→ Objective:
Write out the full set of records exactly. Any pictures in them do not belong in the copy.
══ Dataset entries
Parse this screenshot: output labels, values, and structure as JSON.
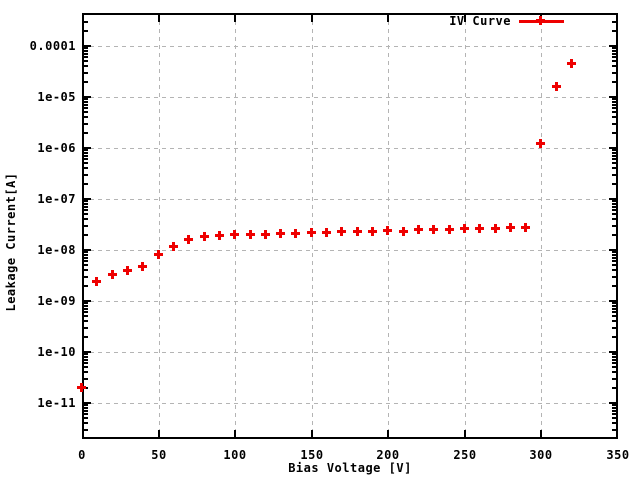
{
  "chart_data": {
    "type": "scatter",
    "title": "",
    "xlabel": "Bias Voltage [V]",
    "ylabel": "Leakage Current[A]",
    "legend": [
      {
        "label": "IV Curve",
        "marker": "plus",
        "color": "#ee0000"
      }
    ],
    "legend_position": "top-right-inside",
    "grid": true,
    "x_axis": {
      "min": 0,
      "max": 350,
      "major_tick_step": 50,
      "tick_labels": [
        "0",
        "50",
        "100",
        "150",
        "200",
        "250",
        "300",
        "350"
      ]
    },
    "y_axis": {
      "scale": "log",
      "tick_labels": [
        "0.0001",
        "1e-05",
        "1e-06",
        "1e-07",
        "1e-08",
        "1e-09",
        "1e-10",
        "1e-11"
      ],
      "tick_exponents": [
        -4,
        -5,
        -6,
        -7,
        -8,
        -9,
        -10,
        -11
      ],
      "minor_ticks": "log-decade"
    },
    "series": [
      {
        "name": "IV Curve",
        "x": [
          0,
          10,
          20,
          30,
          40,
          50,
          60,
          70,
          80,
          90,
          100,
          110,
          120,
          130,
          140,
          150,
          160,
          170,
          180,
          190,
          200,
          210,
          220,
          230,
          240,
          250,
          260,
          270,
          280,
          290,
          300,
          310,
          320
        ],
        "y": [
          2e-11,
          2.4e-09,
          3.2e-09,
          3.8e-09,
          4.7e-09,
          8e-09,
          1.15e-08,
          1.6e-08,
          1.8e-08,
          1.9e-08,
          2e-08,
          2e-08,
          2e-08,
          2.1e-08,
          2.1e-08,
          2.2e-08,
          2.2e-08,
          2.25e-08,
          2.25e-08,
          2.3e-08,
          2.4e-08,
          2.3e-08,
          2.5e-08,
          2.5e-08,
          2.5e-08,
          2.6e-08,
          2.6e-08,
          2.6e-08,
          2.7e-08,
          2.7e-08,
          1.2e-06,
          1.6e-05,
          4.5e-05
        ]
      }
    ],
    "colors": {
      "marker": "#ee0000",
      "grid": "#b4b4b4",
      "axis": "#000000",
      "background": "#ffffff"
    }
  }
}
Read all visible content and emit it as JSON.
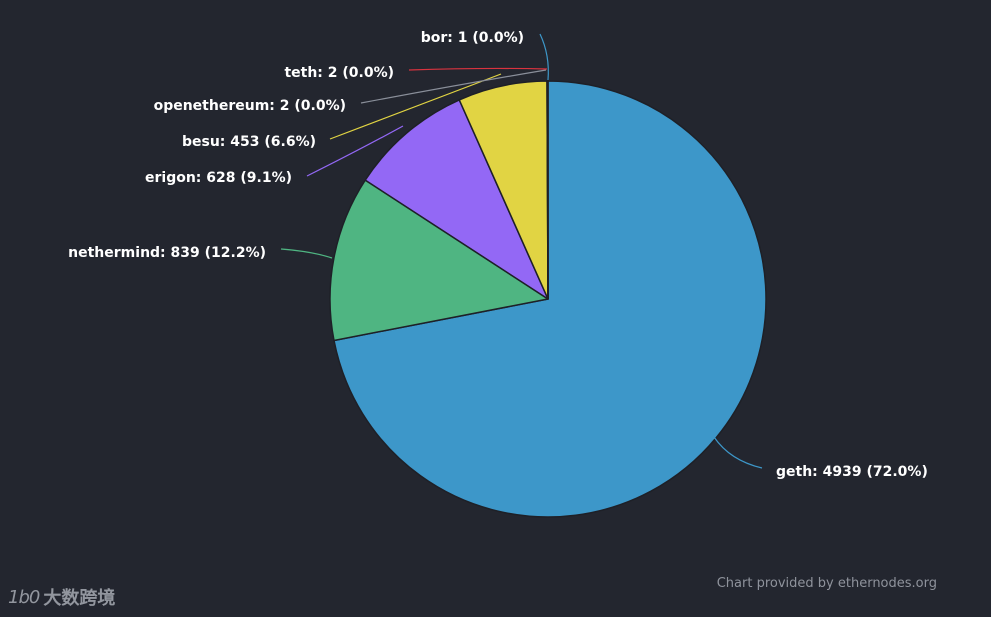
════
→ Output for this task:
Parse this screenshot: output labels, values, and structure as JSON.
{
  "chart_data": {
    "type": "scatter",
    "title": "",
    "xlabel": "Bias Voltage [V]",
    "ylabel": "Leakage Current[A]",
    "legend": [
      {
        "label": "IV Curve",
        "marker": "plus",
        "color": "#ee0000"
      }
    ],
    "legend_position": "top-right-inside",
    "grid": true,
    "x_axis": {
      "min": 0,
      "max": 350,
      "major_tick_step": 50,
      "tick_labels": [
        "0",
        "50",
        "100",
        "150",
        "200",
        "250",
        "300",
        "350"
      ]
    },
    "y_axis": {
      "scale": "log",
      "tick_labels": [
        "0.0001",
        "1e-05",
        "1e-06",
        "1e-07",
        "1e-08",
        "1e-09",
        "1e-10",
        "1e-11"
      ],
      "tick_exponents": [
        -4,
        -5,
        -6,
        -7,
        -8,
        -9,
        -10,
        -11
      ],
      "minor_ticks": "log-decade"
    },
    "series": [
      {
        "name": "IV Curve",
        "x": [
          0,
          10,
          20,
          30,
          40,
          50,
          60,
          70,
          80,
          90,
          100,
          110,
          120,
          130,
          140,
          150,
          160,
          170,
          180,
          190,
          200,
          210,
          220,
          230,
          240,
          250,
          260,
          270,
          280,
          290,
          300,
          310,
          320
        ],
        "y": [
          2e-11,
          2.4e-09,
          3.2e-09,
          3.8e-09,
          4.7e-09,
          8e-09,
          1.15e-08,
          1.6e-08,
          1.8e-08,
          1.9e-08,
          2e-08,
          2e-08,
          2e-08,
          2.1e-08,
          2.1e-08,
          2.2e-08,
          2.2e-08,
          2.25e-08,
          2.25e-08,
          2.3e-08,
          2.4e-08,
          2.3e-08,
          2.5e-08,
          2.5e-08,
          2.5e-08,
          2.6e-08,
          2.6e-08,
          2.6e-08,
          2.7e-08,
          2.7e-08,
          1.2e-06,
          1.6e-05,
          4.5e-05
        ]
      }
    ],
    "colors": {
      "marker": "#ee0000",
      "grid": "#b4b4b4",
      "axis": "#000000",
      "background": "#ffffff"
    }
  }
}
Read all visible content and emit it as JSON.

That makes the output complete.